Problem requirements:
Exactly reproduce each line of the listing that follows.

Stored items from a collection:

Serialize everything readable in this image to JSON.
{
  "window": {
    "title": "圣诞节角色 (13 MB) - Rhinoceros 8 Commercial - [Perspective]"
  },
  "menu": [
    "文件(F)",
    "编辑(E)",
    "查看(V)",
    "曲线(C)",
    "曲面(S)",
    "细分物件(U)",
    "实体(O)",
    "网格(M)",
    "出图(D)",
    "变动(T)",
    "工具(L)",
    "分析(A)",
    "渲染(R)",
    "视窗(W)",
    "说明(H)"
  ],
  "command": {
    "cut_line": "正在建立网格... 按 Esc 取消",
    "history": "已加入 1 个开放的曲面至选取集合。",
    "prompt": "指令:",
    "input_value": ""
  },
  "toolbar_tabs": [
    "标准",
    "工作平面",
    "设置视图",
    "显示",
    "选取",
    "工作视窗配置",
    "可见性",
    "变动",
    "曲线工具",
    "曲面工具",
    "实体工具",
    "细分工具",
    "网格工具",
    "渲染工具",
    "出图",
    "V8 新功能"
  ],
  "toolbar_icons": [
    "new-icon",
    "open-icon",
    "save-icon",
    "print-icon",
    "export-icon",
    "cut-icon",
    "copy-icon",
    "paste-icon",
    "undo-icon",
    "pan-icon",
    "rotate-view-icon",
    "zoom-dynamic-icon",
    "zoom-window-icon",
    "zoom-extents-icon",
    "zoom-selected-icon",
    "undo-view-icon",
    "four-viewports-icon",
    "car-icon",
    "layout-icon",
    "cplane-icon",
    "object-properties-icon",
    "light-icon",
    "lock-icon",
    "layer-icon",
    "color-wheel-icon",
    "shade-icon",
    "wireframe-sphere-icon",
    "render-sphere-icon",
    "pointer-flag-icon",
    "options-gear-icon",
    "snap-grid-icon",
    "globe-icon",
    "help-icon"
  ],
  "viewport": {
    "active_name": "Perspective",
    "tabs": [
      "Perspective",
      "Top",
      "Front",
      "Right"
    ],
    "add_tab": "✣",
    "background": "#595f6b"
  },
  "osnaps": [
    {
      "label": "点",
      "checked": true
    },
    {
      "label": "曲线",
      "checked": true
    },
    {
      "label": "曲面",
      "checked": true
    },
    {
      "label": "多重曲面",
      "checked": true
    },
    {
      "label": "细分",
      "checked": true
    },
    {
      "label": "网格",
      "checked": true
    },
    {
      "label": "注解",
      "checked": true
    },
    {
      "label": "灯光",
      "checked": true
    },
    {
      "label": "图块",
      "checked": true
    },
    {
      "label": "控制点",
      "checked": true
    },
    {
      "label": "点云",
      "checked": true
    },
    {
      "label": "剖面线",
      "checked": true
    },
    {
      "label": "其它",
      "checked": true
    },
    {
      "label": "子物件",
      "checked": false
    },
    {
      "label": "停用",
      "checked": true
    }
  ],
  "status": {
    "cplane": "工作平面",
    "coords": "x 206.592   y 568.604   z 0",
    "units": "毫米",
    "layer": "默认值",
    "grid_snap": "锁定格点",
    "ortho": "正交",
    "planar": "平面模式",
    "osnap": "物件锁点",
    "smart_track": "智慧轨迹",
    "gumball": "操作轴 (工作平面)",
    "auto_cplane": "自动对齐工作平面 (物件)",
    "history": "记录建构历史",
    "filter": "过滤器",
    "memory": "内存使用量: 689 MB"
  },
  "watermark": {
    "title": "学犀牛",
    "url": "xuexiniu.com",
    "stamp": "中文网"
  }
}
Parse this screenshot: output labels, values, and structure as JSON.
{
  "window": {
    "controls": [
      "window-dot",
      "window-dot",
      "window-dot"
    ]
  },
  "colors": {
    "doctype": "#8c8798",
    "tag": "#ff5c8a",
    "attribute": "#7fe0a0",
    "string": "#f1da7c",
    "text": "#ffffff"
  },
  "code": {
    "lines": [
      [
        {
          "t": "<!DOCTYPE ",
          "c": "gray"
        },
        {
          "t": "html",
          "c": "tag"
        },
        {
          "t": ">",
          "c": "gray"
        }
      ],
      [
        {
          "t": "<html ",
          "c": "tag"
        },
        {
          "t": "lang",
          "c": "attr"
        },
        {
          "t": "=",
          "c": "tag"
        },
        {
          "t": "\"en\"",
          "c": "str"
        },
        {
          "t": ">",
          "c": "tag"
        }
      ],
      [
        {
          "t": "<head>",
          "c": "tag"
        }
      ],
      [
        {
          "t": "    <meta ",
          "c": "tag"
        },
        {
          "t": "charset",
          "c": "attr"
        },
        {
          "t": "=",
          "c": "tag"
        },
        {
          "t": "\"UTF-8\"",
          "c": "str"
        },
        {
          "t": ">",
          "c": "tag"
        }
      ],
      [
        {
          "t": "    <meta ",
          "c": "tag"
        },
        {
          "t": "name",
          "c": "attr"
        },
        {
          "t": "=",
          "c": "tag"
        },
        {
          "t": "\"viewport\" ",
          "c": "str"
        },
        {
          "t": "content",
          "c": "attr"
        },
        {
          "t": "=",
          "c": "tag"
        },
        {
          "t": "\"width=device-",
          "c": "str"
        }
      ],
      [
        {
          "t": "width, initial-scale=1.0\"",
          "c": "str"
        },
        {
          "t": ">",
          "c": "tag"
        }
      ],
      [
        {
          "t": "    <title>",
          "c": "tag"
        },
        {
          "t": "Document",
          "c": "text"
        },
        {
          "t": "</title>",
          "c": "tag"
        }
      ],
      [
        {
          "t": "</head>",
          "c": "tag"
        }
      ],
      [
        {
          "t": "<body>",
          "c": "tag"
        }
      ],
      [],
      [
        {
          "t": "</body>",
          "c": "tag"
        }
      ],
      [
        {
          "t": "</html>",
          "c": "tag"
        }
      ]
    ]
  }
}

Response below:
Serialize everything readable in this image to JSON.
{
  "window": {
    "title": "圣诞节角色 (13 MB) - Rhinoceros 8 Commercial - [Perspective]"
  },
  "menu": [
    "文件(F)",
    "编辑(E)",
    "查看(V)",
    "曲线(C)",
    "曲面(S)",
    "细分物件(U)",
    "实体(O)",
    "网格(M)",
    "出图(D)",
    "变动(T)",
    "工具(L)",
    "分析(A)",
    "渲染(R)",
    "视窗(W)",
    "说明(H)"
  ],
  "command": {
    "cut_line": "正在建立网格... 按 Esc 取消",
    "history": "已加入 1 个开放的曲面至选取集合。",
    "prompt": "指令:",
    "input_value": ""
  },
  "toolbar_tabs": [
    "标准",
    "工作平面",
    "设置视图",
    "显示",
    "选取",
    "工作视窗配置",
    "可见性",
    "变动",
    "曲线工具",
    "曲面工具",
    "实体工具",
    "细分工具",
    "网格工具",
    "渲染工具",
    "出图",
    "V8 新功能"
  ],
  "toolbar_icons": [
    "new-icon",
    "open-icon",
    "save-icon",
    "print-icon",
    "export-icon",
    "cut-icon",
    "copy-icon",
    "paste-icon",
    "undo-icon",
    "pan-icon",
    "rotate-view-icon",
    "zoom-dynamic-icon",
    "zoom-window-icon",
    "zoom-extents-icon",
    "zoom-selected-icon",
    "undo-view-icon",
    "four-viewports-icon",
    "car-icon",
    "layout-icon",
    "cplane-icon",
    "object-properties-icon",
    "light-icon",
    "lock-icon",
    "layer-icon",
    "color-wheel-icon",
    "shade-icon",
    "wireframe-sphere-icon",
    "render-sphere-icon",
    "pointer-flag-icon",
    "options-gear-icon",
    "snap-grid-icon",
    "globe-icon",
    "help-icon"
  ],
  "viewport": {
    "active_name": "Perspective",
    "tabs": [
      "Perspective",
      "Top",
      "Front",
      "Right"
    ],
    "add_tab": "✣",
    "background": "#595f6b"
  },
  "osnaps": [
    {
      "label": "点",
      "checked": true
    },
    {
      "label": "曲线",
      "checked": true
    },
    {
      "label": "曲面",
      "checked": true
    },
    {
      "label": "多重曲面",
      "checked": true
    },
    {
      "label": "细分",
      "checked": true
    },
    {
      "label": "网格",
      "checked": true
    },
    {
      "label": "注解",
      "checked": true
    },
    {
      "label": "灯光",
      "checked": true
    },
    {
      "label": "图块",
      "checked": true
    },
    {
      "label": "控制点",
      "checked": true
    },
    {
      "label": "点云",
      "checked": true
    },
    {
      "label": "剖面线",
      "checked": true
    },
    {
      "label": "其它",
      "checked": true
    },
    {
      "label": "子物件",
      "checked": false
    },
    {
      "label": "停用",
      "checked": true
    }
  ],
  "status": {
    "cplane": "工作平面",
    "coords": "x 206.592   y 568.604   z 0",
    "units": "毫米",
    "layer": "默认值",
    "grid_snap": "锁定格点",
    "ortho": "正交",
    "planar": "平面模式",
    "osnap": "物件锁点",
    "smart_track": "智慧轨迹",
    "gumball": "操作轴 (工作平面)",
    "auto_cplane": "自动对齐工作平面 (物件)",
    "history": "记录建构历史",
    "filter": "过滤器",
    "memory": "内存使用量: 689 MB"
  },
  "watermark": {
    "title": "学犀牛",
    "url": "xuexiniu.com",
    "stamp": "中文网"
  }
}
Parse this screenshot: output labels, values, and structure as JSON.
{
  "window": {
    "controls": [
      "window-dot",
      "window-dot",
      "window-dot"
    ]
  },
  "colors": {
    "doctype": "#8c8798",
    "tag": "#ff5c8a",
    "attribute": "#7fe0a0",
    "string": "#f1da7c",
    "text": "#ffffff"
  },
  "code": {
    "lines": [
      [
        {
          "t": "<!DOCTYPE ",
          "c": "gray"
        },
        {
          "t": "html",
          "c": "tag"
        },
        {
          "t": ">",
          "c": "gray"
        }
      ],
      [
        {
          "t": "<html ",
          "c": "tag"
        },
        {
          "t": "lang",
          "c": "attr"
        },
        {
          "t": "=",
          "c": "tag"
        },
        {
          "t": "\"en\"",
          "c": "str"
        },
        {
          "t": ">",
          "c": "tag"
        }
      ],
      [
        {
          "t": "<head>",
          "c": "tag"
        }
      ],
      [
        {
          "t": "    <meta ",
          "c": "tag"
        },
        {
          "t": "charset",
          "c": "attr"
        },
        {
          "t": "=",
          "c": "tag"
        },
        {
          "t": "\"UTF-8\"",
          "c": "str"
        },
        {
          "t": ">",
          "c": "tag"
        }
      ],
      [
        {
          "t": "    <meta ",
          "c": "tag"
        },
        {
          "t": "name",
          "c": "attr"
        },
        {
          "t": "=",
          "c": "tag"
        },
        {
          "t": "\"viewport\" ",
          "c": "str"
        },
        {
          "t": "content",
          "c": "attr"
        },
        {
          "t": "=",
          "c": "tag"
        },
        {
          "t": "\"width=device-",
          "c": "str"
        }
      ],
      [
        {
          "t": "width, initial-scale=1.0\"",
          "c": "str"
        },
        {
          "t": ">",
          "c": "tag"
        }
      ],
      [
        {
          "t": "    <title>",
          "c": "tag"
        },
        {
          "t": "Document",
          "c": "text"
        },
        {
          "t": "</title>",
          "c": "tag"
        }
      ],
      [
        {
          "t": "</head>",
          "c": "tag"
        }
      ],
      [
        {
          "t": "<body>",
          "c": "tag"
        }
      ],
      [],
      [
        {
          "t": "</body>",
          "c": "tag"
        }
      ],
      [
        {
          "t": "</html>",
          "c": "tag"
        }
      ]
    ]
  }
}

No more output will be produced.